(Records excerpted from a collection)
────────────────────────────────────────

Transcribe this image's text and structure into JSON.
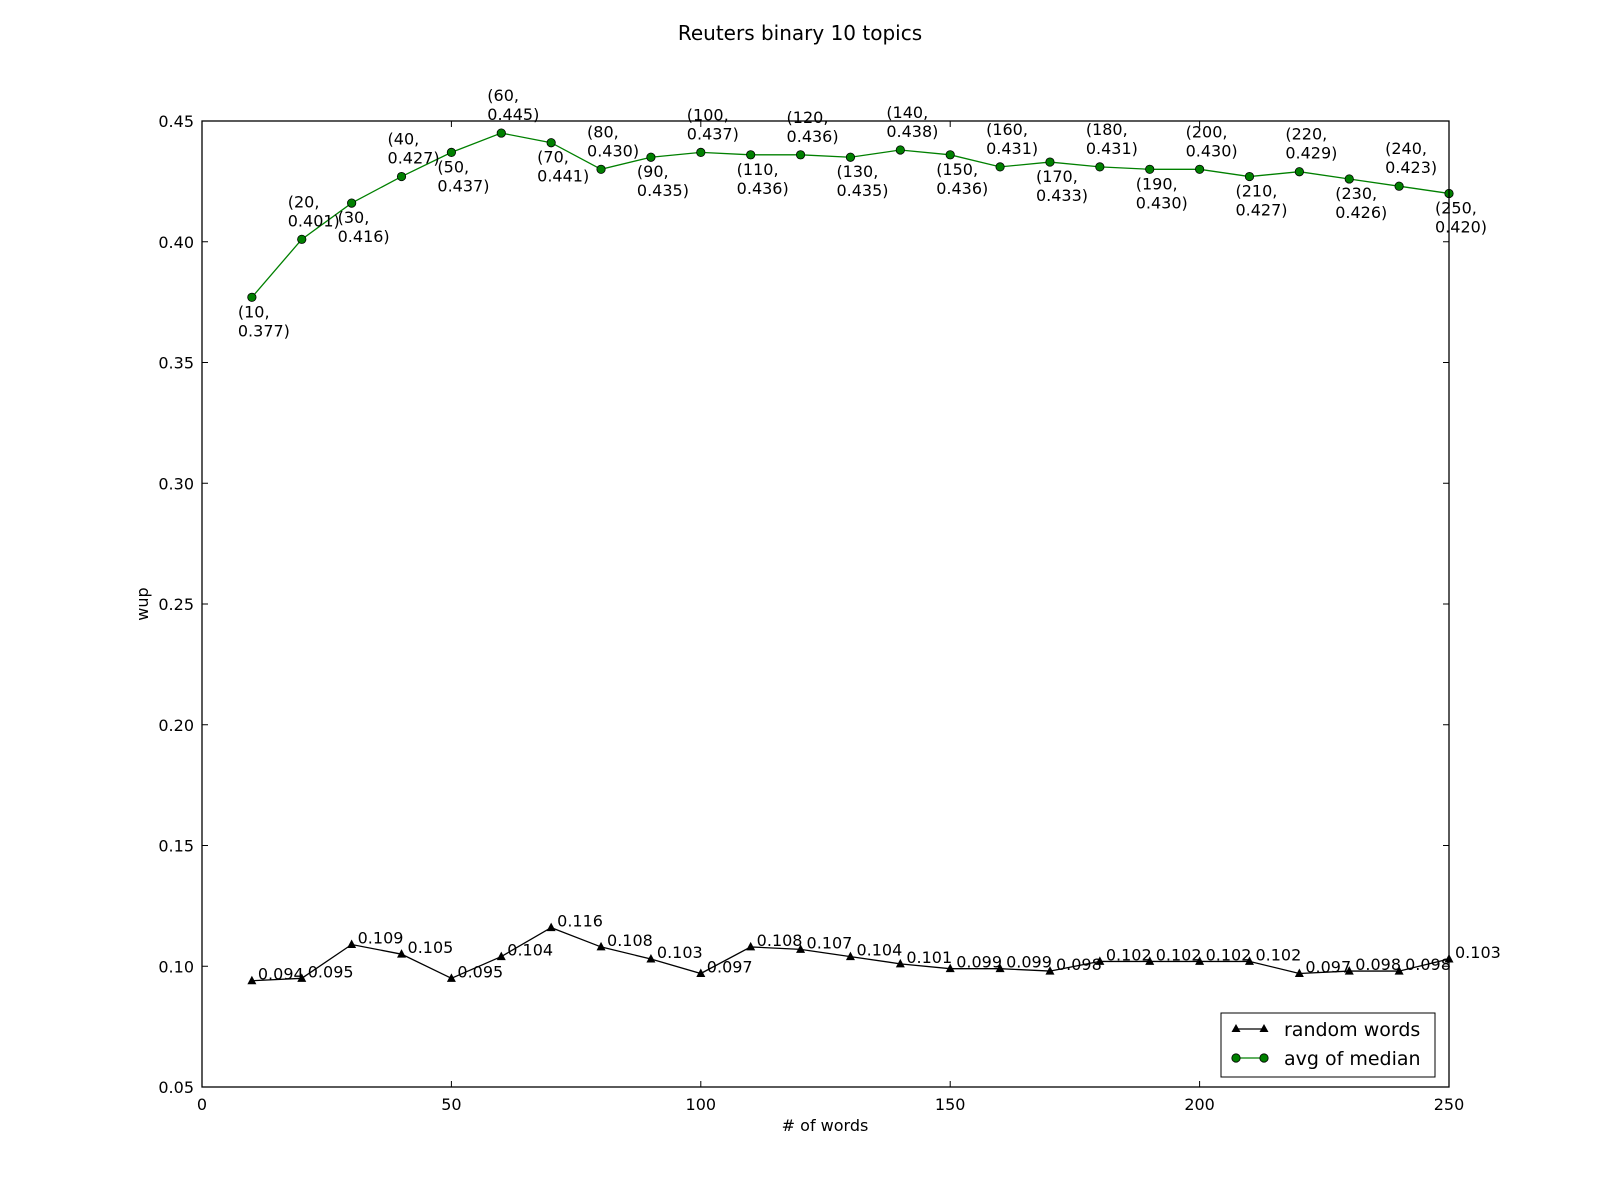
{
  "chart_data": {
    "type": "line",
    "title": "Reuters binary  10 topics",
    "xlabel": "# of words",
    "ylabel": "wup",
    "xlim": [
      0,
      250
    ],
    "ylim": [
      0.05,
      0.45
    ],
    "x_ticks": [
      "0",
      "50",
      "100",
      "150",
      "200",
      "250"
    ],
    "y_ticks": [
      "0.05",
      "0.10",
      "0.15",
      "0.20",
      "0.25",
      "0.30",
      "0.35",
      "0.40",
      "0.45"
    ],
    "grid": false,
    "legend_position": "lower-right",
    "x": [
      10,
      20,
      30,
      40,
      50,
      60,
      70,
      80,
      90,
      100,
      110,
      120,
      130,
      140,
      150,
      160,
      170,
      180,
      190,
      200,
      210,
      220,
      230,
      240,
      250
    ],
    "series": [
      {
        "name": "random words",
        "color": "#000000",
        "marker": "triangle",
        "values": [
          0.094,
          0.095,
          0.109,
          0.105,
          0.095,
          0.104,
          0.116,
          0.108,
          0.103,
          0.097,
          0.108,
          0.107,
          0.104,
          0.101,
          0.099,
          0.099,
          0.098,
          0.102,
          0.102,
          0.102,
          0.102,
          0.097,
          0.098,
          0.098,
          0.103
        ],
        "labels": [
          "0.094",
          "0.095",
          "0.109",
          "0.105",
          "0.095",
          "0.104",
          "0.116",
          "0.108",
          "0.103",
          "0.097",
          "0.108",
          "0.107",
          "0.104",
          "0.101",
          "0.099",
          "0.099",
          "0.098",
          "0.102",
          "0.102",
          "0.102",
          "0.102",
          "0.097",
          "0.098",
          "0.098",
          "0.103"
        ]
      },
      {
        "name": "avg of median",
        "color": "#008000",
        "marker": "circle",
        "values": [
          0.377,
          0.401,
          0.416,
          0.427,
          0.437,
          0.445,
          0.441,
          0.43,
          0.435,
          0.437,
          0.436,
          0.436,
          0.435,
          0.438,
          0.436,
          0.431,
          0.433,
          0.431,
          0.43,
          0.43,
          0.427,
          0.429,
          0.426,
          0.423,
          0.42
        ],
        "labels": [
          [
            "(10,",
            "0.377)"
          ],
          [
            "(20,",
            "0.401)"
          ],
          [
            "(30,",
            "0.416)"
          ],
          [
            "(40,",
            "0.427)"
          ],
          [
            "(50,",
            "0.437)"
          ],
          [
            "(60,",
            "0.445)"
          ],
          [
            "(70,",
            "0.441)"
          ],
          [
            "(80,",
            "0.430)"
          ],
          [
            "(90,",
            "0.435)"
          ],
          [
            "(100,",
            "0.437)"
          ],
          [
            "(110,",
            "0.436)"
          ],
          [
            "(120,",
            "0.436)"
          ],
          [
            "(130,",
            "0.435)"
          ],
          [
            "(140,",
            "0.438)"
          ],
          [
            "(150,",
            "0.436)"
          ],
          [
            "(160,",
            "0.431)"
          ],
          [
            "(170,",
            "0.433)"
          ],
          [
            "(180,",
            "0.431)"
          ],
          [
            "(190,",
            "0.430)"
          ],
          [
            "(200,",
            "0.430)"
          ],
          [
            "(210,",
            "0.427)"
          ],
          [
            "(220,",
            "0.429)"
          ],
          [
            "(230,",
            "0.426)"
          ],
          [
            "(240,",
            "0.423)"
          ],
          [
            "(250,",
            "0.420)"
          ]
        ],
        "label_placement": [
          "below",
          "above",
          "below",
          "above",
          "below",
          "above",
          "below",
          "above",
          "below",
          "above",
          "below",
          "above",
          "below",
          "above",
          "below",
          "above",
          "below",
          "above",
          "below",
          "above",
          "below",
          "above",
          "below",
          "above",
          "below"
        ]
      }
    ]
  }
}
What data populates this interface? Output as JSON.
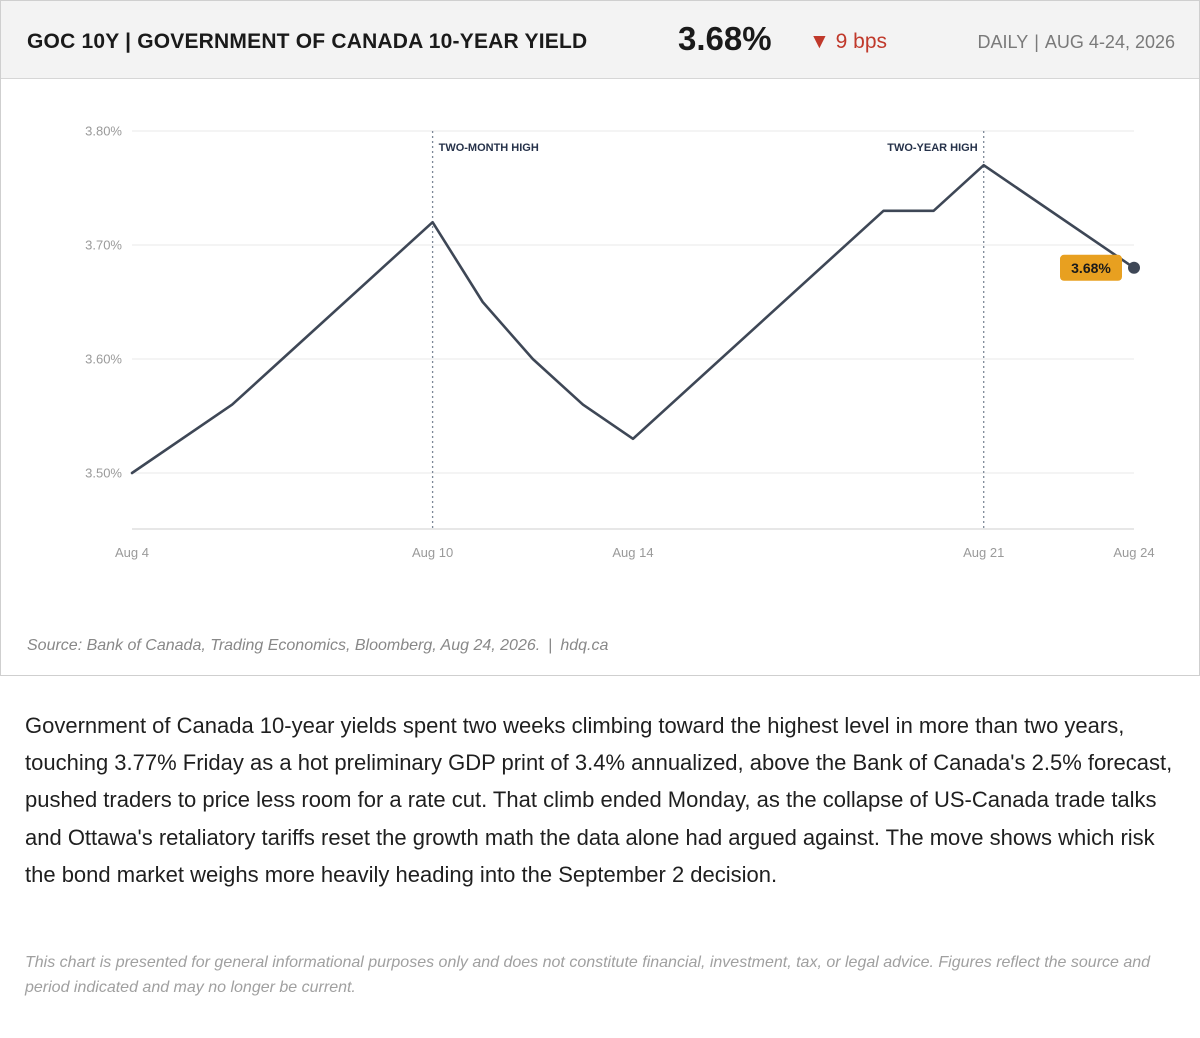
{
  "header": {
    "title": "GOC 10Y | GOVERNMENT OF CANADA 10-YEAR YIELD",
    "value": "3.68%",
    "change_arrow": "▼",
    "change": "9 bps",
    "frequency": "DAILY",
    "separator": "|",
    "period": "AUG 4-24, 2026",
    "change_color": "#c0392b"
  },
  "chart_data": {
    "type": "line",
    "x": [
      "Aug 4",
      "Aug 6",
      "Aug 7",
      "Aug 10",
      "Aug 11",
      "Aug 12",
      "Aug 13",
      "Aug 14",
      "Aug 19",
      "Aug 20",
      "Aug 21",
      "Aug 24"
    ],
    "series": [
      {
        "values": [
          3.5,
          3.56,
          3.6,
          3.72,
          3.65,
          3.6,
          3.56,
          3.53,
          3.73,
          3.73,
          3.77,
          3.68
        ],
        "color": "#3e4756"
      }
    ],
    "x_ticks": [
      "Aug 4",
      "Aug 10",
      "Aug 14",
      "Aug 21",
      "Aug 24"
    ],
    "y_ticks": [
      "3.50%",
      "3.60%",
      "3.70%",
      "3.80%"
    ],
    "ylim": [
      3.45,
      3.8
    ],
    "grid": true,
    "annotations": [
      {
        "x": "Aug 10",
        "label": "TWO-MONTH HIGH"
      },
      {
        "x": "Aug 21",
        "label": "TWO-YEAR HIGH"
      }
    ],
    "last_value_label": "3.68%",
    "label_color": "#e8a020",
    "xlabel": "",
    "ylabel": ""
  },
  "source": {
    "text": "Source: Bank of Canada, Trading Economics, Bloomberg, Aug 24, 2026.",
    "separator": "|",
    "site": "hdq.ca"
  },
  "body": "Government of Canada 10-year yields spent two weeks climbing toward the highest level in more than two years, touching 3.77% Friday as a hot preliminary GDP print of 3.4% annualized, above the Bank of Canada's 2.5% forecast, pushed traders to price less room for a rate cut. That climb ended Monday, as the collapse of US-Canada trade talks and Ottawa's retaliatory tariffs reset the growth math the data alone had argued against. The move shows which risk the bond market weighs more heavily heading into the September 2 decision.",
  "disclaimer": "This chart is presented for general informational purposes only and does not constitute financial, investment, tax, or legal advice. Figures reflect the source and period indicated and may no longer be current."
}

────────────────────────────────────────

:: Exercise aim ::
The records above should be reproduced exactly, with no pictures included.

:: Task solution ::
Transcribe this image's text and structure into JSON.
{
  "chart_data": {
    "type": "line",
    "title": "Reuters binary  10 topics",
    "xlabel": "# of words",
    "ylabel": "wup",
    "xlim": [
      0,
      250
    ],
    "ylim": [
      0.05,
      0.45
    ],
    "x_ticks": [
      "0",
      "50",
      "100",
      "150",
      "200",
      "250"
    ],
    "y_ticks": [
      "0.05",
      "0.10",
      "0.15",
      "0.20",
      "0.25",
      "0.30",
      "0.35",
      "0.40",
      "0.45"
    ],
    "grid": false,
    "legend_position": "lower-right",
    "x": [
      10,
      20,
      30,
      40,
      50,
      60,
      70,
      80,
      90,
      100,
      110,
      120,
      130,
      140,
      150,
      160,
      170,
      180,
      190,
      200,
      210,
      220,
      230,
      240,
      250
    ],
    "series": [
      {
        "name": "random words",
        "color": "#000000",
        "marker": "triangle",
        "values": [
          0.094,
          0.095,
          0.109,
          0.105,
          0.095,
          0.104,
          0.116,
          0.108,
          0.103,
          0.097,
          0.108,
          0.107,
          0.104,
          0.101,
          0.099,
          0.099,
          0.098,
          0.102,
          0.102,
          0.102,
          0.102,
          0.097,
          0.098,
          0.098,
          0.103
        ],
        "labels": [
          "0.094",
          "0.095",
          "0.109",
          "0.105",
          "0.095",
          "0.104",
          "0.116",
          "0.108",
          "0.103",
          "0.097",
          "0.108",
          "0.107",
          "0.104",
          "0.101",
          "0.099",
          "0.099",
          "0.098",
          "0.102",
          "0.102",
          "0.102",
          "0.102",
          "0.097",
          "0.098",
          "0.098",
          "0.103"
        ]
      },
      {
        "name": "avg of median",
        "color": "#008000",
        "marker": "circle",
        "values": [
          0.377,
          0.401,
          0.416,
          0.427,
          0.437,
          0.445,
          0.441,
          0.43,
          0.435,
          0.437,
          0.436,
          0.436,
          0.435,
          0.438,
          0.436,
          0.431,
          0.433,
          0.431,
          0.43,
          0.43,
          0.427,
          0.429,
          0.426,
          0.423,
          0.42
        ],
        "labels": [
          [
            "(10,",
            "0.377)"
          ],
          [
            "(20,",
            "0.401)"
          ],
          [
            "(30,",
            "0.416)"
          ],
          [
            "(40,",
            "0.427)"
          ],
          [
            "(50,",
            "0.437)"
          ],
          [
            "(60,",
            "0.445)"
          ],
          [
            "(70,",
            "0.441)"
          ],
          [
            "(80,",
            "0.430)"
          ],
          [
            "(90,",
            "0.435)"
          ],
          [
            "(100,",
            "0.437)"
          ],
          [
            "(110,",
            "0.436)"
          ],
          [
            "(120,",
            "0.436)"
          ],
          [
            "(130,",
            "0.435)"
          ],
          [
            "(140,",
            "0.438)"
          ],
          [
            "(150,",
            "0.436)"
          ],
          [
            "(160,",
            "0.431)"
          ],
          [
            "(170,",
            "0.433)"
          ],
          [
            "(180,",
            "0.431)"
          ],
          [
            "(190,",
            "0.430)"
          ],
          [
            "(200,",
            "0.430)"
          ],
          [
            "(210,",
            "0.427)"
          ],
          [
            "(220,",
            "0.429)"
          ],
          [
            "(230,",
            "0.426)"
          ],
          [
            "(240,",
            "0.423)"
          ],
          [
            "(250,",
            "0.420)"
          ]
        ],
        "label_placement": [
          "below",
          "above",
          "below",
          "above",
          "below",
          "above",
          "below",
          "above",
          "below",
          "above",
          "below",
          "above",
          "below",
          "above",
          "below",
          "above",
          "below",
          "above",
          "below",
          "above",
          "below",
          "above",
          "below",
          "above",
          "below"
        ]
      }
    ]
  }
}
What data populates this interface? Output as JSON.
{
  "header": {
    "title": "GOC 10Y | GOVERNMENT OF CANADA 10-YEAR YIELD",
    "value": "3.68%",
    "change_arrow": "▼",
    "change": "9 bps",
    "frequency": "DAILY",
    "separator": "|",
    "period": "AUG 4-24, 2026",
    "change_color": "#c0392b"
  },
  "chart_data": {
    "type": "line",
    "x": [
      "Aug 4",
      "Aug 6",
      "Aug 7",
      "Aug 10",
      "Aug 11",
      "Aug 12",
      "Aug 13",
      "Aug 14",
      "Aug 19",
      "Aug 20",
      "Aug 21",
      "Aug 24"
    ],
    "series": [
      {
        "values": [
          3.5,
          3.56,
          3.6,
          3.72,
          3.65,
          3.6,
          3.56,
          3.53,
          3.73,
          3.73,
          3.77,
          3.68
        ],
        "color": "#3e4756"
      }
    ],
    "x_ticks": [
      "Aug 4",
      "Aug 10",
      "Aug 14",
      "Aug 21",
      "Aug 24"
    ],
    "y_ticks": [
      "3.50%",
      "3.60%",
      "3.70%",
      "3.80%"
    ],
    "ylim": [
      3.45,
      3.8
    ],
    "grid": true,
    "annotations": [
      {
        "x": "Aug 10",
        "label": "TWO-MONTH HIGH"
      },
      {
        "x": "Aug 21",
        "label": "TWO-YEAR HIGH"
      }
    ],
    "last_value_label": "3.68%",
    "label_color": "#e8a020",
    "xlabel": "",
    "ylabel": ""
  },
  "source": {
    "text": "Source: Bank of Canada, Trading Economics, Bloomberg, Aug 24, 2026.",
    "separator": "|",
    "site": "hdq.ca"
  },
  "body": "Government of Canada 10-year yields spent two weeks climbing toward the highest level in more than two years, touching 3.77% Friday as a hot preliminary GDP print of 3.4% annualized, above the Bank of Canada's 2.5% forecast, pushed traders to price less room for a rate cut. That climb ended Monday, as the collapse of US-Canada trade talks and Ottawa's retaliatory tariffs reset the growth math the data alone had argued against. The move shows which risk the bond market weighs more heavily heading into the September 2 decision.",
  "disclaimer": "This chart is presented for general informational purposes only and does not constitute financial, investment, tax, or legal advice. Figures reflect the source and period indicated and may no longer be current."
}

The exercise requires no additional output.